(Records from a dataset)
####################

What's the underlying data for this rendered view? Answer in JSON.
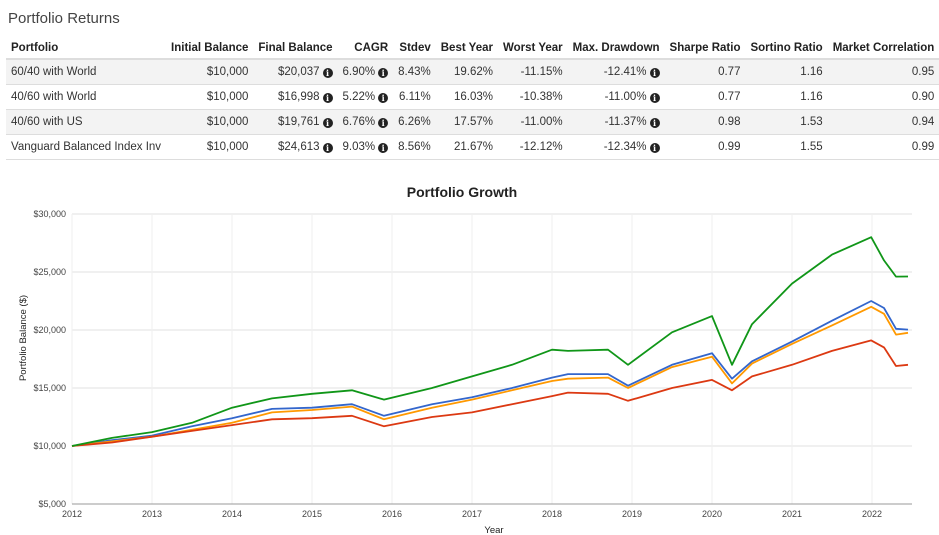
{
  "section_title": "Portfolio Returns",
  "table": {
    "headers": [
      "Portfolio",
      "Initial Balance",
      "Final Balance",
      "CAGR",
      "Stdev",
      "Best Year",
      "Worst Year",
      "Max. Drawdown",
      "Sharpe Ratio",
      "Sortino Ratio",
      "Market Correlation"
    ],
    "rows": [
      {
        "portfolio": "60/40 with World",
        "initial": "$10,000",
        "final": "$20,037",
        "cagr": "6.90%",
        "stdev": "8.43%",
        "best": "19.62%",
        "worst": "-11.15%",
        "drawdown": "-12.41%",
        "sharpe": "0.77",
        "sortino": "1.16",
        "corr": "0.95"
      },
      {
        "portfolio": "40/60 with World",
        "initial": "$10,000",
        "final": "$16,998",
        "cagr": "5.22%",
        "stdev": "6.11%",
        "best": "16.03%",
        "worst": "-10.38%",
        "drawdown": "-11.00%",
        "sharpe": "0.77",
        "sortino": "1.16",
        "corr": "0.90"
      },
      {
        "portfolio": "40/60 with US",
        "initial": "$10,000",
        "final": "$19,761",
        "cagr": "6.76%",
        "stdev": "6.26%",
        "best": "17.57%",
        "worst": "-11.00%",
        "drawdown": "-11.37%",
        "sharpe": "0.98",
        "sortino": "1.53",
        "corr": "0.94"
      },
      {
        "portfolio": "Vanguard Balanced Index Inv",
        "initial": "$10,000",
        "final": "$24,613",
        "cagr": "9.03%",
        "stdev": "8.56%",
        "best": "21.67%",
        "worst": "-12.12%",
        "drawdown": "-12.34%",
        "sharpe": "0.99",
        "sortino": "1.55",
        "corr": "0.99"
      }
    ],
    "info_icon": "info-circle-icon"
  },
  "chart_data": {
    "type": "line",
    "title": "Portfolio Growth",
    "xlabel": "Year",
    "ylabel": "Portfolio Balance ($)",
    "xlim": [
      2012,
      2022.5
    ],
    "ylim": [
      5000,
      30000
    ],
    "x_ticks": [
      2012,
      2013,
      2014,
      2015,
      2016,
      2017,
      2018,
      2019,
      2020,
      2021,
      2022
    ],
    "y_ticks": [
      5000,
      10000,
      15000,
      20000,
      25000,
      30000
    ],
    "y_tick_labels": [
      "$5,000",
      "$10,000",
      "$15,000",
      "$20,000",
      "$25,000",
      "$30,000"
    ],
    "grid": true,
    "series": [
      {
        "color": "#3366cc",
        "points": [
          [
            2012,
            10000
          ],
          [
            2012.5,
            10500
          ],
          [
            2013,
            10900
          ],
          [
            2013.5,
            11700
          ],
          [
            2014,
            12400
          ],
          [
            2014.5,
            13200
          ],
          [
            2015,
            13300
          ],
          [
            2015.5,
            13600
          ],
          [
            2015.9,
            12600
          ],
          [
            2016.5,
            13600
          ],
          [
            2017,
            14200
          ],
          [
            2017.5,
            15000
          ],
          [
            2018,
            15900
          ],
          [
            2018.2,
            16200
          ],
          [
            2018.7,
            16200
          ],
          [
            2018.95,
            15200
          ],
          [
            2019.5,
            17000
          ],
          [
            2020,
            18000
          ],
          [
            2020.25,
            15800
          ],
          [
            2020.5,
            17300
          ],
          [
            2021,
            19000
          ],
          [
            2021.5,
            20800
          ],
          [
            2021.99,
            22500
          ],
          [
            2022.15,
            21900
          ],
          [
            2022.3,
            20100
          ],
          [
            2022.45,
            20037
          ]
        ]
      },
      {
        "color": "#ff9900",
        "points": [
          [
            2012,
            10000
          ],
          [
            2012.5,
            10400
          ],
          [
            2013,
            10800
          ],
          [
            2013.5,
            11400
          ],
          [
            2014,
            12000
          ],
          [
            2014.5,
            12900
          ],
          [
            2015,
            13100
          ],
          [
            2015.5,
            13400
          ],
          [
            2015.9,
            12300
          ],
          [
            2016.5,
            13300
          ],
          [
            2017,
            14000
          ],
          [
            2017.5,
            14800
          ],
          [
            2018,
            15600
          ],
          [
            2018.2,
            15800
          ],
          [
            2018.7,
            15900
          ],
          [
            2018.95,
            15000
          ],
          [
            2019.5,
            16800
          ],
          [
            2020,
            17700
          ],
          [
            2020.25,
            15400
          ],
          [
            2020.5,
            17100
          ],
          [
            2021,
            18800
          ],
          [
            2021.5,
            20400
          ],
          [
            2021.99,
            22000
          ],
          [
            2022.15,
            21400
          ],
          [
            2022.3,
            19600
          ],
          [
            2022.45,
            19761
          ]
        ]
      },
      {
        "color": "#dc3912",
        "points": [
          [
            2012,
            10000
          ],
          [
            2012.5,
            10300
          ],
          [
            2013,
            10800
          ],
          [
            2013.5,
            11300
          ],
          [
            2014,
            11800
          ],
          [
            2014.5,
            12300
          ],
          [
            2015,
            12400
          ],
          [
            2015.5,
            12600
          ],
          [
            2015.9,
            11700
          ],
          [
            2016.5,
            12500
          ],
          [
            2017,
            12900
          ],
          [
            2017.5,
            13600
          ],
          [
            2018,
            14300
          ],
          [
            2018.2,
            14600
          ],
          [
            2018.7,
            14500
          ],
          [
            2018.95,
            13900
          ],
          [
            2019.5,
            15000
          ],
          [
            2020,
            15700
          ],
          [
            2020.25,
            14800
          ],
          [
            2020.5,
            16000
          ],
          [
            2021,
            17000
          ],
          [
            2021.5,
            18200
          ],
          [
            2021.99,
            19100
          ],
          [
            2022.15,
            18500
          ],
          [
            2022.3,
            16900
          ],
          [
            2022.45,
            16998
          ]
        ]
      },
      {
        "color": "#109618",
        "points": [
          [
            2012,
            10000
          ],
          [
            2012.5,
            10700
          ],
          [
            2013,
            11200
          ],
          [
            2013.5,
            12000
          ],
          [
            2014,
            13300
          ],
          [
            2014.5,
            14100
          ],
          [
            2015,
            14500
          ],
          [
            2015.5,
            14800
          ],
          [
            2015.9,
            14000
          ],
          [
            2016.5,
            15000
          ],
          [
            2017,
            16000
          ],
          [
            2017.5,
            17000
          ],
          [
            2018,
            18300
          ],
          [
            2018.2,
            18200
          ],
          [
            2018.7,
            18300
          ],
          [
            2018.95,
            17000
          ],
          [
            2019.5,
            19800
          ],
          [
            2020,
            21200
          ],
          [
            2020.25,
            17000
          ],
          [
            2020.5,
            20500
          ],
          [
            2021,
            24000
          ],
          [
            2021.5,
            26500
          ],
          [
            2021.99,
            28000
          ],
          [
            2022.15,
            26000
          ],
          [
            2022.3,
            24600
          ],
          [
            2022.45,
            24613
          ]
        ]
      }
    ]
  }
}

####################

Only lines with "World" are wanted here; list each of them.

        "portfolio": "60/40 with World",
        "portfolio": "40/60 with World",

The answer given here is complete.